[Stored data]
** START **

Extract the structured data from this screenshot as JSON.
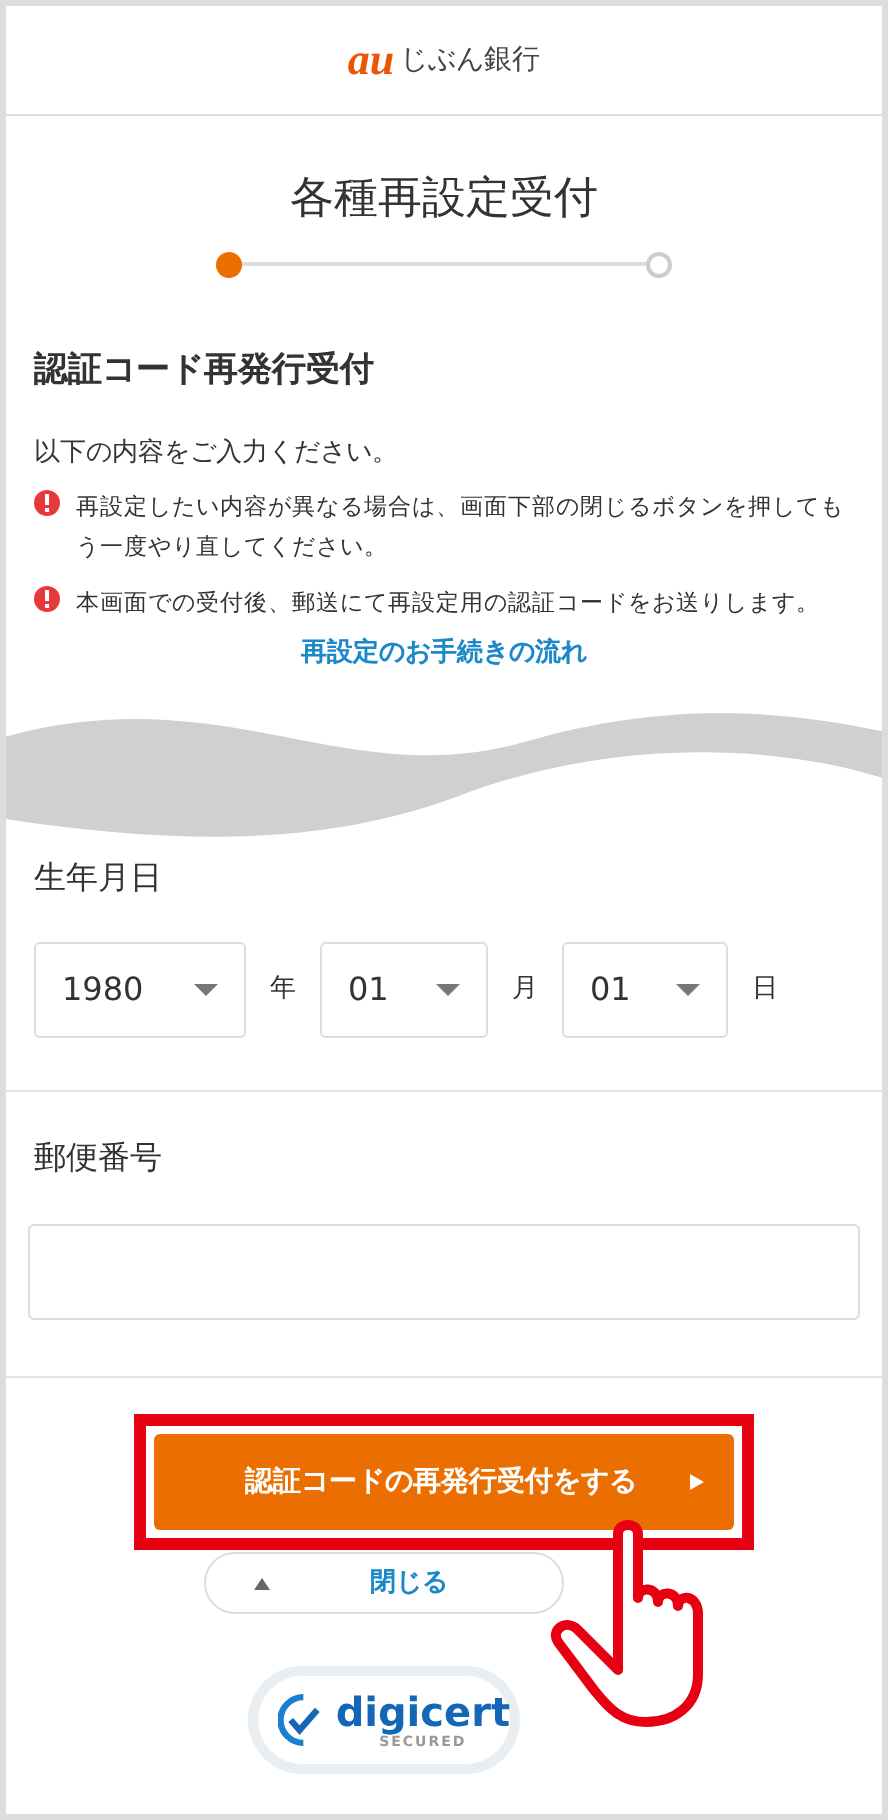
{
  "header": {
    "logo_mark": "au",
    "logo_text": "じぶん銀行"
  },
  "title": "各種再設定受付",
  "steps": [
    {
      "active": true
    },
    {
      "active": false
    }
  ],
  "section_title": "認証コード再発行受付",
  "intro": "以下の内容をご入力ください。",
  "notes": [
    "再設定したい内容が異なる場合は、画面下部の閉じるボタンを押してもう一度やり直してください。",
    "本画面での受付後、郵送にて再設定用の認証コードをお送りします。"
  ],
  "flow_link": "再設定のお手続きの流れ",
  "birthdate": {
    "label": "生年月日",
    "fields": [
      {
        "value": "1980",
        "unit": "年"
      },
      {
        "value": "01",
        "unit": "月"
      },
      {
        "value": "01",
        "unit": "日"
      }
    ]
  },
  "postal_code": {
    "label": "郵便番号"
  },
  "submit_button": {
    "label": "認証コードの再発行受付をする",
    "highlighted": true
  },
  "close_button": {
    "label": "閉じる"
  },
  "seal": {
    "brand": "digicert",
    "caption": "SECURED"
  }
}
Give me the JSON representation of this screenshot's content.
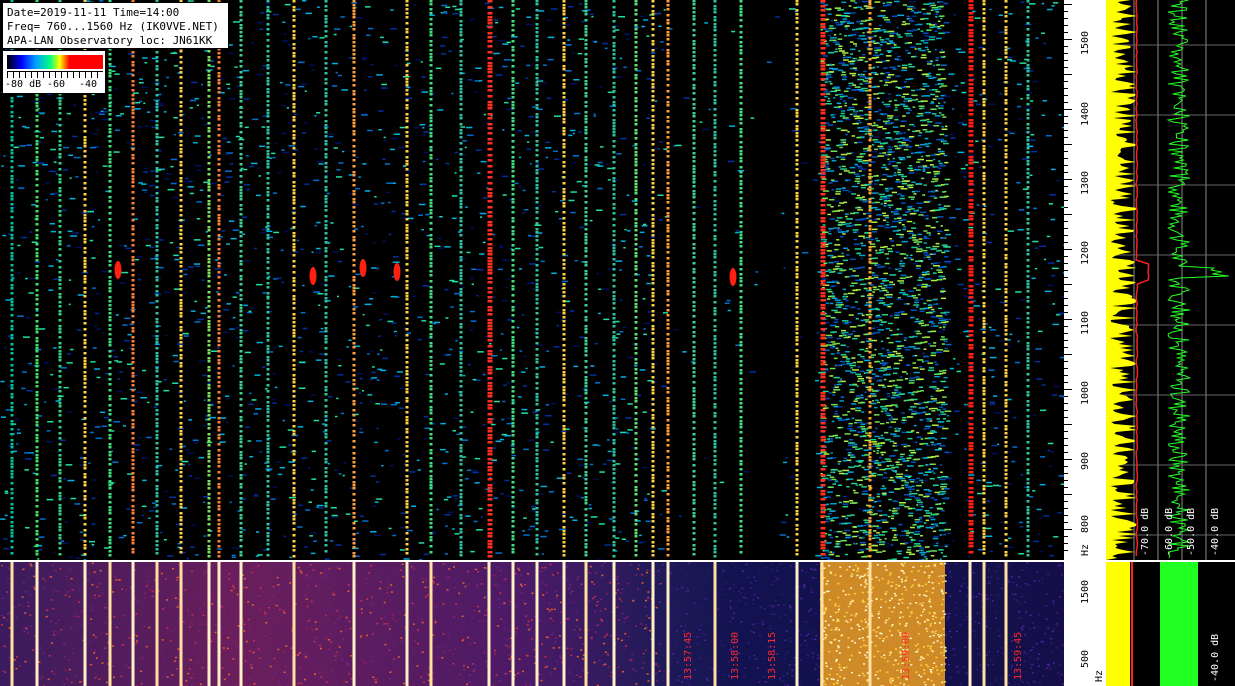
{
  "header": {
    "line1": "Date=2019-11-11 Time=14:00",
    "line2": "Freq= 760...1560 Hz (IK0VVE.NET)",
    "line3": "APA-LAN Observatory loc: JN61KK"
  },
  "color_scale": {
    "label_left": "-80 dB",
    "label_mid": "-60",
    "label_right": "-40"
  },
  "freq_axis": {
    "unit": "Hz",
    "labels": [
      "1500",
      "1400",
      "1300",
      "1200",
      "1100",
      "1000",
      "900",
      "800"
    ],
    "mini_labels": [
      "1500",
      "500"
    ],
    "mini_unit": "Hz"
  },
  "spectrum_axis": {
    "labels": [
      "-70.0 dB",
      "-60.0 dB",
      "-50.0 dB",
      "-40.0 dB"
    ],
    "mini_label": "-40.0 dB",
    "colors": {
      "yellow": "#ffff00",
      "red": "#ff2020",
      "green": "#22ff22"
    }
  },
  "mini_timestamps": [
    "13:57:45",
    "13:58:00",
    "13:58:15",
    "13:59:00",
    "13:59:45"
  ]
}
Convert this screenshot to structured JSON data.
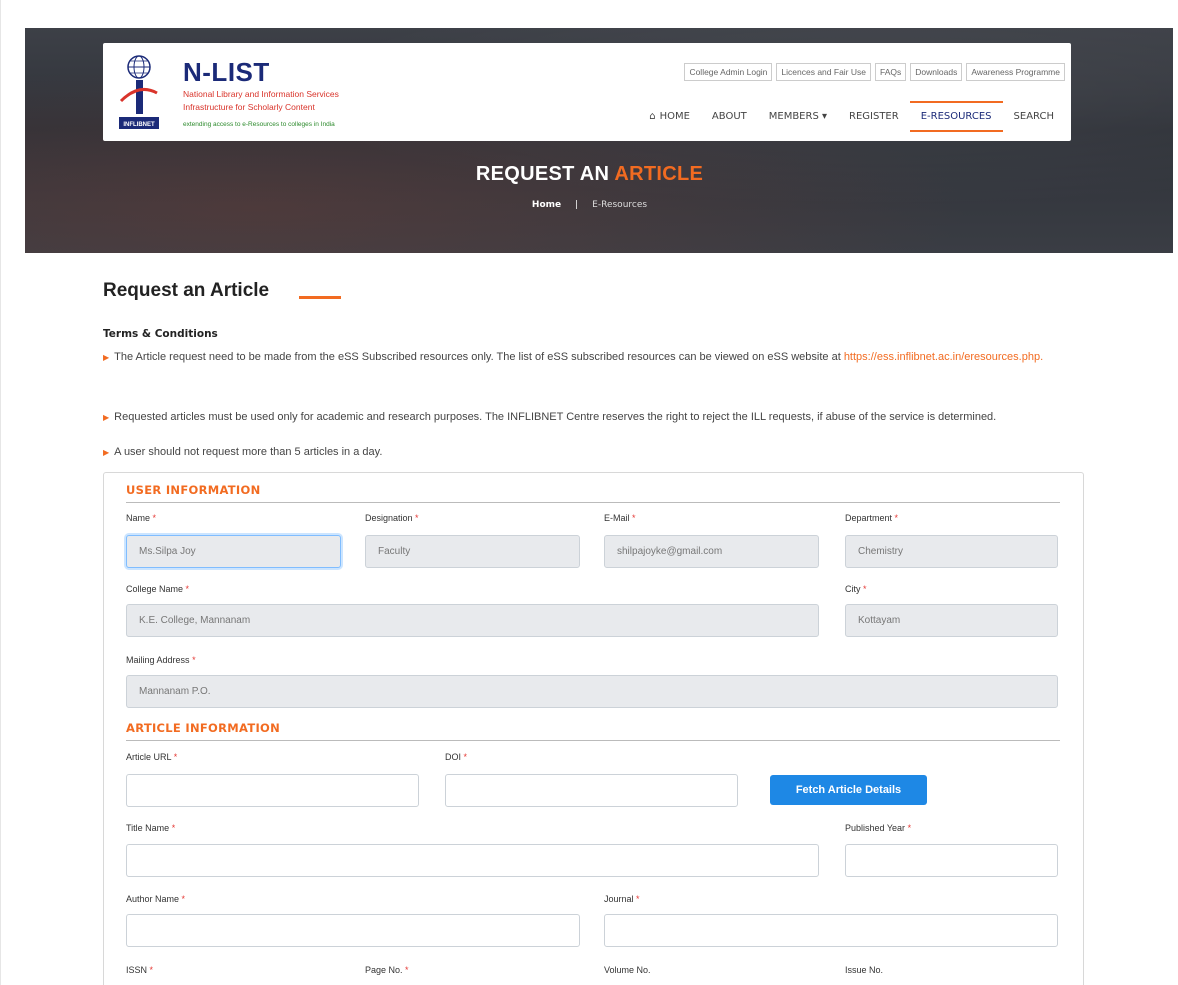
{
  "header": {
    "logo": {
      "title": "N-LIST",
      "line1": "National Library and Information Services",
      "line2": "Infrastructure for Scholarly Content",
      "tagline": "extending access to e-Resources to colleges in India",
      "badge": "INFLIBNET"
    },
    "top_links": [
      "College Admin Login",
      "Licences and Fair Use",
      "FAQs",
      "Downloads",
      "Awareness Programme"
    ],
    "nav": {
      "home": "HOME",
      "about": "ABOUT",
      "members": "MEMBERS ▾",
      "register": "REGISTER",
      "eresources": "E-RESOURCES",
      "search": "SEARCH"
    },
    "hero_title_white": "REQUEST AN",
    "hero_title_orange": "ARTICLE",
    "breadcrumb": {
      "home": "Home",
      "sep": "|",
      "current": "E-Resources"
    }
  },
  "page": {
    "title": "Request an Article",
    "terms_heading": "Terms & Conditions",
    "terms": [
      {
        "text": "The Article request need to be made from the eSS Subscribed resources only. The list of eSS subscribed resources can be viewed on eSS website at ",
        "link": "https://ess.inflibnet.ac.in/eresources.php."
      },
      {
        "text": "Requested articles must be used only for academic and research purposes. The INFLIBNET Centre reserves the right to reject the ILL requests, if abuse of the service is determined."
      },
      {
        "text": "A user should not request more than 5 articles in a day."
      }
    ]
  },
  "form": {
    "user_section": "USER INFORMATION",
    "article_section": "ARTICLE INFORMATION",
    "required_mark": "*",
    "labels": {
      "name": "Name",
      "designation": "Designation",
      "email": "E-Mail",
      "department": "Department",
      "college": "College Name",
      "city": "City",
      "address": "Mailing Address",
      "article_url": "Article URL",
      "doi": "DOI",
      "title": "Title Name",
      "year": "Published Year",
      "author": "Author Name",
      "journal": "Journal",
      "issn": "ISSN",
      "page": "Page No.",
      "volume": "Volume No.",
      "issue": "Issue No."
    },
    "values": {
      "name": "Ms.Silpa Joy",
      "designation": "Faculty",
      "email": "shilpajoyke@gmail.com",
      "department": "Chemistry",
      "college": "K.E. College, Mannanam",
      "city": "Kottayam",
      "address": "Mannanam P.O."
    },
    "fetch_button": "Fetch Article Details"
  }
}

** END **

> Task brief: Check each line of the records above for the string "address", and report every line that has it.

> Exercise answer:
      "address": "Mailing Address",
      "address": "Mannanam P.O."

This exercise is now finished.